>> Start RECORDS PROVIDED

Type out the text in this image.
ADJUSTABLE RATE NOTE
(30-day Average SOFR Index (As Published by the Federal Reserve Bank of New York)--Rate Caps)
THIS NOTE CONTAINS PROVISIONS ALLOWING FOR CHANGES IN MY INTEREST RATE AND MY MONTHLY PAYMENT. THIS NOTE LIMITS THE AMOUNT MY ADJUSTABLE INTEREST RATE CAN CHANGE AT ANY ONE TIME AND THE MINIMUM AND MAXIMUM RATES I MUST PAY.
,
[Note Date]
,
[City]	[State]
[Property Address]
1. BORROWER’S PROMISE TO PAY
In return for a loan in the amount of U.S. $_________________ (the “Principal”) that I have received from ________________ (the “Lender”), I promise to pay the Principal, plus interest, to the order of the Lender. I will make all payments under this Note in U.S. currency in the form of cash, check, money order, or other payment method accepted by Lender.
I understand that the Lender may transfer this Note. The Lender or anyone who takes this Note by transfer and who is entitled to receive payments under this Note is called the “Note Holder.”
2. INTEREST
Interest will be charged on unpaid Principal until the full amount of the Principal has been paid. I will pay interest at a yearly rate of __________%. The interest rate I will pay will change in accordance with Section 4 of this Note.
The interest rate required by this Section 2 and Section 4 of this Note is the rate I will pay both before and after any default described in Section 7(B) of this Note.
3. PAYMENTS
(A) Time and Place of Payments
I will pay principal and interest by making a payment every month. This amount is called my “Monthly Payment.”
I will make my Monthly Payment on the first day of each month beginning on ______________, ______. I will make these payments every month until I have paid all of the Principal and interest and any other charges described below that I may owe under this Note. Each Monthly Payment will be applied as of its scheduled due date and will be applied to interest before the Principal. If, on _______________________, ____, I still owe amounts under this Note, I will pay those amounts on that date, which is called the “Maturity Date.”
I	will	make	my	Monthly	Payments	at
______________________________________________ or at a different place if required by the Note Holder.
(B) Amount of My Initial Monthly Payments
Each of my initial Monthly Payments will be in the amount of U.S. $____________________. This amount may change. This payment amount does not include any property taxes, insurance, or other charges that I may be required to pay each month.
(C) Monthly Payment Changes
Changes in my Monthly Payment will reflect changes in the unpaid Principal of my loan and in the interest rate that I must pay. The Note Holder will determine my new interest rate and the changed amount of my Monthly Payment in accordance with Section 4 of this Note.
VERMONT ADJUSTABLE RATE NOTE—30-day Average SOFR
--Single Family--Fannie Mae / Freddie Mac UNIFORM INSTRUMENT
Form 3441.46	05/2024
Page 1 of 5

>> End RECORDS PROVIDED
>> Start RECORDS PROVIDED

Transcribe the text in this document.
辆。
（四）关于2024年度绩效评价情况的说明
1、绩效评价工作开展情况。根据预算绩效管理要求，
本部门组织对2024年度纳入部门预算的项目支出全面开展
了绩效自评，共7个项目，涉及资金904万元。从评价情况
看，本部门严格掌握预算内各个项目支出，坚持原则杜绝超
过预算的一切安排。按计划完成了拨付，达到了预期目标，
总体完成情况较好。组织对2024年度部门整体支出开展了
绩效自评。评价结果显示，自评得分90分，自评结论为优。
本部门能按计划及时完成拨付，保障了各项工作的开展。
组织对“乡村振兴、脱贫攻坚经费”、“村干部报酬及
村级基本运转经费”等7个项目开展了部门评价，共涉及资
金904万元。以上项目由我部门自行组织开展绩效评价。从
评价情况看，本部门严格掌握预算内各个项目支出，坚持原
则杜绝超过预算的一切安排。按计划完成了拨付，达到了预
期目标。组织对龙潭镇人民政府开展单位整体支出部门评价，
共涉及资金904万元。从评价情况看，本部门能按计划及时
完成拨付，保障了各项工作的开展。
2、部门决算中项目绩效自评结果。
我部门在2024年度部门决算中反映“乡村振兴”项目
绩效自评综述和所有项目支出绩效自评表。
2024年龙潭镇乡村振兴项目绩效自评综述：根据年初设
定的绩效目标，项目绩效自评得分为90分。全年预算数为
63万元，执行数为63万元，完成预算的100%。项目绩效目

>> End RECORDS PROVIDED
>> Start RECORDS PROVIDED

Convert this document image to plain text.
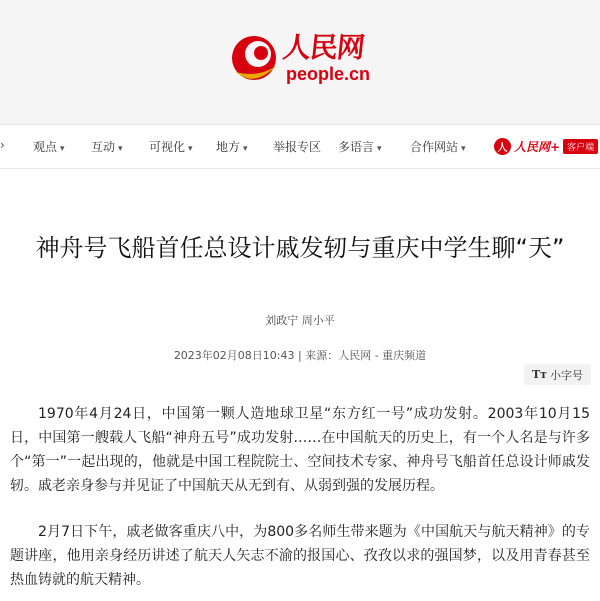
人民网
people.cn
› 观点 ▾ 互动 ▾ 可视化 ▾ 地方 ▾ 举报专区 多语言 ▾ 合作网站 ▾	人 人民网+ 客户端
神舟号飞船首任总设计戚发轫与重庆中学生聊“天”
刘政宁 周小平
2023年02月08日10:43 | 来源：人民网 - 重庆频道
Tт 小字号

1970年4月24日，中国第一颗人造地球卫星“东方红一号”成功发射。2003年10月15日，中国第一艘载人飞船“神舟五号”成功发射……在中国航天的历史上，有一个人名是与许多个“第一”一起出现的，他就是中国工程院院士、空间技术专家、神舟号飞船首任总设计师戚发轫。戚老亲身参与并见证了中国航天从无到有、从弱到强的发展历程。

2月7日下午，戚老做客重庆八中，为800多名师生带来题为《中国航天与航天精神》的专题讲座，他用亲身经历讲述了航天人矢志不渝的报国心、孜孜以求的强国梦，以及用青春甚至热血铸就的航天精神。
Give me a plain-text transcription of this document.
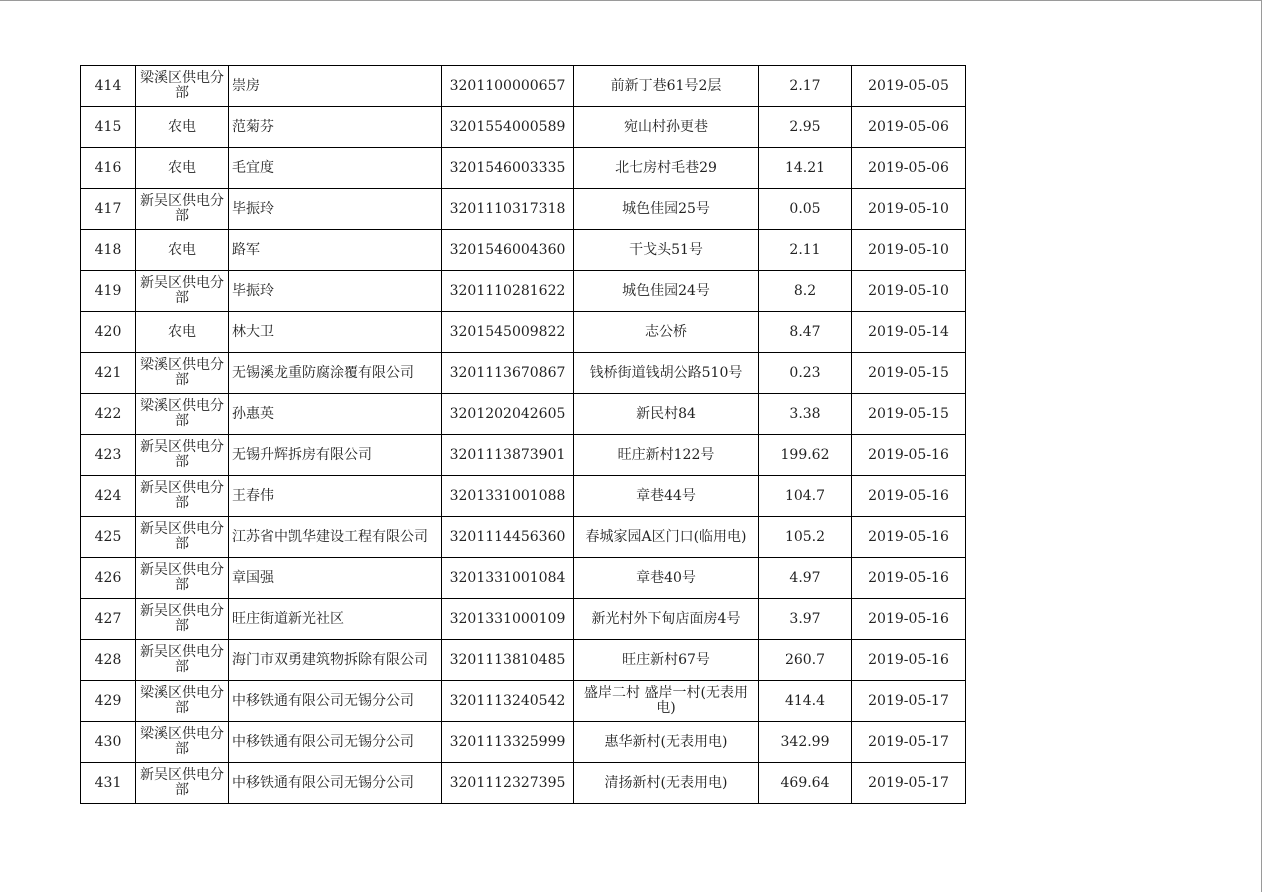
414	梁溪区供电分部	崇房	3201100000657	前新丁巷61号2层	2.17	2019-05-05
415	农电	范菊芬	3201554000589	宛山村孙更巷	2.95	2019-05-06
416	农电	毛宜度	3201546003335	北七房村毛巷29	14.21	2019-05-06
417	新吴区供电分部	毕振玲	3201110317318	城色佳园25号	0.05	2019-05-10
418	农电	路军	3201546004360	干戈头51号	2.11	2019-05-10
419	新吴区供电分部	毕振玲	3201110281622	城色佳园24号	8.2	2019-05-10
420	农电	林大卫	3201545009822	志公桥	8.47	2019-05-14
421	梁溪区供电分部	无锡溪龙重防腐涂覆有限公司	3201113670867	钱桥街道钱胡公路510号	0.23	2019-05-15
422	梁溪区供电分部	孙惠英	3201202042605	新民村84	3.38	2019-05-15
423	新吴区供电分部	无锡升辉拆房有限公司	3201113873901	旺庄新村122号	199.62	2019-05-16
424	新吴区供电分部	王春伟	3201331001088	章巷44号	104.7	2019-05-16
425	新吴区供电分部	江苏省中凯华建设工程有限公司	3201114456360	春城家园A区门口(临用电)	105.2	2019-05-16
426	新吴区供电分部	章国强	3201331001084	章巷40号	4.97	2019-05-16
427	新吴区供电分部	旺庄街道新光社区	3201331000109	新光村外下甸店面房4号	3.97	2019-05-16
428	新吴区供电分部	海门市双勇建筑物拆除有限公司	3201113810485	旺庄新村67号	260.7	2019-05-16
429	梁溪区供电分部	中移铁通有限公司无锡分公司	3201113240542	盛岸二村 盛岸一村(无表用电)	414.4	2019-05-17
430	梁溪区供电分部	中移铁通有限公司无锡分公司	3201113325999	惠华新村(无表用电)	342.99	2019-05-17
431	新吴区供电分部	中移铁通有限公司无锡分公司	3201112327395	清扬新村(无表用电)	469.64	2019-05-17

>> End RECORDS PROVIDED

#### TASK DESCRIPTION:
In the records above, how many lines include the string "无表用电"? Answer with only the number.

#### RESPONSE:
3